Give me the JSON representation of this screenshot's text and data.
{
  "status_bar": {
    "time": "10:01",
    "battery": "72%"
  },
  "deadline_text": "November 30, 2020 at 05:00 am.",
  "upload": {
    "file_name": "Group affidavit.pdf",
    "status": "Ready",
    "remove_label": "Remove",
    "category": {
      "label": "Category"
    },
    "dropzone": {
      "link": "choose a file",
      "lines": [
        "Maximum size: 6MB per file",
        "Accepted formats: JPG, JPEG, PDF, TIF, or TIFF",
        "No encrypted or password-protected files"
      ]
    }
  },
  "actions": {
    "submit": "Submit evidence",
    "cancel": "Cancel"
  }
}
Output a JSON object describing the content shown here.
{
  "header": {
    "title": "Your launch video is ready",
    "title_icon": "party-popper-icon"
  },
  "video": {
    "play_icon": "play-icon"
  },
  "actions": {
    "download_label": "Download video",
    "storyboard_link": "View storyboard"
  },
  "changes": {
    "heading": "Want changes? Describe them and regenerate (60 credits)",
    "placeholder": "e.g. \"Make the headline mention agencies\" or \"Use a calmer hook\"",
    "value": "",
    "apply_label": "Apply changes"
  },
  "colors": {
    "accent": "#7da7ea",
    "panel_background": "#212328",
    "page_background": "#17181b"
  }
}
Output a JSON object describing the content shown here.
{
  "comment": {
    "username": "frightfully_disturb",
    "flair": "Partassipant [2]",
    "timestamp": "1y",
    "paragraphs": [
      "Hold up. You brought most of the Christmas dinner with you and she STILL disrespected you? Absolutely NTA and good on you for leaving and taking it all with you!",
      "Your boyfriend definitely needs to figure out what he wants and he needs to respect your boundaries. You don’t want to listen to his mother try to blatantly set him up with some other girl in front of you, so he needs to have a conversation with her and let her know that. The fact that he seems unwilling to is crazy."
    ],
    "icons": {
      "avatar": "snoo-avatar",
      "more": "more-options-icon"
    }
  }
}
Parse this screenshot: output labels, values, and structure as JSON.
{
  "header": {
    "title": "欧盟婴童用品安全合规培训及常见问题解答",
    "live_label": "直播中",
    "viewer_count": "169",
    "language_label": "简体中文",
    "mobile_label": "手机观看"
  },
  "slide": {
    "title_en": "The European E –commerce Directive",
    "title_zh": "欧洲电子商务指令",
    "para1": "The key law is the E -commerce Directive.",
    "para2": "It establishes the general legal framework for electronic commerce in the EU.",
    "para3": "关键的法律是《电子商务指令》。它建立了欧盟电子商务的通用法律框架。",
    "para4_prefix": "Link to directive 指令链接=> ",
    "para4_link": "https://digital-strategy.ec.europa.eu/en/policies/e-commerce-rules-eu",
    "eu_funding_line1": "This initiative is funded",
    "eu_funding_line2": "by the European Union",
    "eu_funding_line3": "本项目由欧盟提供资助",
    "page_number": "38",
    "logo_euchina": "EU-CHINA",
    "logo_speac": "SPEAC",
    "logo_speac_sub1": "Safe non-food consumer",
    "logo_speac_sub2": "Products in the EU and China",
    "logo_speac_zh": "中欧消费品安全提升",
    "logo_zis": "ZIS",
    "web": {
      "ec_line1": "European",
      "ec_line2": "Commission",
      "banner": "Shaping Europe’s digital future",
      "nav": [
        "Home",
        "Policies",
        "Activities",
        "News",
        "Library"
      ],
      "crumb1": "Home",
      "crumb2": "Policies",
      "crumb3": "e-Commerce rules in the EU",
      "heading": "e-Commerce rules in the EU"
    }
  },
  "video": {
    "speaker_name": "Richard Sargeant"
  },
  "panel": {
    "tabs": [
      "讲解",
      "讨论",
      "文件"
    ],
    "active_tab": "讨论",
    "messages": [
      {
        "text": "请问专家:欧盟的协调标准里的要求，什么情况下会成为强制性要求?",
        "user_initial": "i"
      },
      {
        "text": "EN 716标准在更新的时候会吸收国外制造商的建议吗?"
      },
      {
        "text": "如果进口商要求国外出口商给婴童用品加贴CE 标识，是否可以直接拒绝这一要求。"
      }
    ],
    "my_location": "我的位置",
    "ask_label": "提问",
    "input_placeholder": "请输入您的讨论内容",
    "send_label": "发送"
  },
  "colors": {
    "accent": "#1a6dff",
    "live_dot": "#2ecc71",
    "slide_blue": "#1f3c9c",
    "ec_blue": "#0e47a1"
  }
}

(What the exercise asks): Copy every line above in which the string "digital" shows up.

(Finished task):
    "para4_link": "https://digital-strategy.ec.europa.eu/en/policies/e-commerce-rules-eu",
      "banner": "Shaping Europe’s digital future",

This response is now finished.